**Objective:** The records below are to be repeated in full, exactly as they are.

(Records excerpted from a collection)
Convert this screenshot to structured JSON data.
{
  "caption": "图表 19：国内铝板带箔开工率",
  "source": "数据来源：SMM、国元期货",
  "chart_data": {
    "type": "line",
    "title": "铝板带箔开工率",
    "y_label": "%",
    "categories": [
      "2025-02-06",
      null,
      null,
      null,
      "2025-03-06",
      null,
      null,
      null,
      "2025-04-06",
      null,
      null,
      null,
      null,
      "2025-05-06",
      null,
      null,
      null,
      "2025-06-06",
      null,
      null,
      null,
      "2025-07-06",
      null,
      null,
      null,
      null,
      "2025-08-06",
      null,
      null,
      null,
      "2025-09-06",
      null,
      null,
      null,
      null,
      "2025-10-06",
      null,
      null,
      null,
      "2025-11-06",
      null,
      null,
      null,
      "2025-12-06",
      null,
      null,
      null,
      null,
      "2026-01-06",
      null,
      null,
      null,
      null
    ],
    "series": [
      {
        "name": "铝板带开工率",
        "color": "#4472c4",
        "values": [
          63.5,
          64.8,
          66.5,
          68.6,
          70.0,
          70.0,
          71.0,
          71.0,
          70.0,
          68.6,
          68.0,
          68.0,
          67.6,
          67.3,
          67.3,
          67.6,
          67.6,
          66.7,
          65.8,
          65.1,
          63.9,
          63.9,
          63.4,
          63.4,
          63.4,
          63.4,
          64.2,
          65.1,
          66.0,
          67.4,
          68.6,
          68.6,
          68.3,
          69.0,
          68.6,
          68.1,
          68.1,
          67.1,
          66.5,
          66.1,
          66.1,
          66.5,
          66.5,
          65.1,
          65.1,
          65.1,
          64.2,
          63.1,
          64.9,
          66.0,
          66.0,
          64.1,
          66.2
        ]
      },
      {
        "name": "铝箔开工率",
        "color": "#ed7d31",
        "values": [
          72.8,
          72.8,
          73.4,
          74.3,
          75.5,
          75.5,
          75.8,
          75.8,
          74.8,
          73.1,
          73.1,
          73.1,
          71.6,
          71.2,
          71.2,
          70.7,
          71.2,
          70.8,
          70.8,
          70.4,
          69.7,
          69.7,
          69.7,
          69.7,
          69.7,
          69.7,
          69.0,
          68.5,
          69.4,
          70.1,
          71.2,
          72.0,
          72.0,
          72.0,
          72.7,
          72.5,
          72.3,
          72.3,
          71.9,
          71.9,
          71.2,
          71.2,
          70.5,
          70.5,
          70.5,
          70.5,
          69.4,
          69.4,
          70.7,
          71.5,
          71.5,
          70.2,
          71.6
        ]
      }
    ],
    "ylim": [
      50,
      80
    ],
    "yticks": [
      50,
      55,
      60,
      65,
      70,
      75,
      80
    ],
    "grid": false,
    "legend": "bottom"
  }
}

**Task solution:**
Convert this screenshot to structured JSON data.
{
  "caption": "图表 19：国内铝板带箔开工率",
  "source": "数据来源：SMM、国元期货",
  "chart_data": {
    "type": "line",
    "title": "铝板带箔开工率",
    "y_label": "%",
    "categories": [
      "2025-02-06",
      null,
      null,
      null,
      "2025-03-06",
      null,
      null,
      null,
      "2025-04-06",
      null,
      null,
      null,
      null,
      "2025-05-06",
      null,
      null,
      null,
      "2025-06-06",
      null,
      null,
      null,
      "2025-07-06",
      null,
      null,
      null,
      null,
      "2025-08-06",
      null,
      null,
      null,
      "2025-09-06",
      null,
      null,
      null,
      null,
      "2025-10-06",
      null,
      null,
      null,
      "2025-11-06",
      null,
      null,
      null,
      "2025-12-06",
      null,
      null,
      null,
      null,
      "2026-01-06",
      null,
      null,
      null,
      null
    ],
    "series": [
      {
        "name": "铝板带开工率",
        "color": "#4472c4",
        "values": [
          63.5,
          64.8,
          66.5,
          68.6,
          70.0,
          70.0,
          71.0,
          71.0,
          70.0,
          68.6,
          68.0,
          68.0,
          67.6,
          67.3,
          67.3,
          67.6,
          67.6,
          66.7,
          65.8,
          65.1,
          63.9,
          63.9,
          63.4,
          63.4,
          63.4,
          63.4,
          64.2,
          65.1,
          66.0,
          67.4,
          68.6,
          68.6,
          68.3,
          69.0,
          68.6,
          68.1,
          68.1,
          67.1,
          66.5,
          66.1,
          66.1,
          66.5,
          66.5,
          65.1,
          65.1,
          65.1,
          64.2,
          63.1,
          64.9,
          66.0,
          66.0,
          64.1,
          66.2
        ]
      },
      {
        "name": "铝箔开工率",
        "color": "#ed7d31",
        "values": [
          72.8,
          72.8,
          73.4,
          74.3,
          75.5,
          75.5,
          75.8,
          75.8,
          74.8,
          73.1,
          73.1,
          73.1,
          71.6,
          71.2,
          71.2,
          70.7,
          71.2,
          70.8,
          70.8,
          70.4,
          69.7,
          69.7,
          69.7,
          69.7,
          69.7,
          69.7,
          69.0,
          68.5,
          69.4,
          70.1,
          71.2,
          72.0,
          72.0,
          72.0,
          72.7,
          72.5,
          72.3,
          72.3,
          71.9,
          71.9,
          71.2,
          71.2,
          70.5,
          70.5,
          70.5,
          70.5,
          69.4,
          69.4,
          70.7,
          71.5,
          71.5,
          70.2,
          71.6
        ]
      }
    ],
    "ylim": [
      50,
      80
    ],
    "yticks": [
      50,
      55,
      60,
      65,
      70,
      75,
      80
    ],
    "grid": false,
    "legend": "bottom"
  }
}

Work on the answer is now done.